··· RECORDS SHOWN

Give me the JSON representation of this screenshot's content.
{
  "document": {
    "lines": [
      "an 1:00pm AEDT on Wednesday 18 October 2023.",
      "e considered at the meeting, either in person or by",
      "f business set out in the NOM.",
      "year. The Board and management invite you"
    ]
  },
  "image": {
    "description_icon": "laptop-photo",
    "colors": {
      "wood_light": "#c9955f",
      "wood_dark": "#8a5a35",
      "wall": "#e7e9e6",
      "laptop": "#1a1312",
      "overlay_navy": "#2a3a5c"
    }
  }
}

······

◆ WORK REQUIRED: Take the material above and return all of it exactly.

◆ ANSWER TO THIS EXERCISE:
Give me the JSON representation of this screenshot's content.
{
  "document": {
    "lines": [
      "an 1:00pm AEDT on Wednesday 18 October 2023.",
      "e considered at the meeting, either in person or by",
      "f business set out in the NOM.",
      "year. The Board and management invite you"
    ]
  },
  "image": {
    "description_icon": "laptop-photo",
    "colors": {
      "wood_light": "#c9955f",
      "wood_dark": "#8a5a35",
      "wall": "#e7e9e6",
      "laptop": "#1a1312",
      "overlay_navy": "#2a3a5c"
    }
  }
}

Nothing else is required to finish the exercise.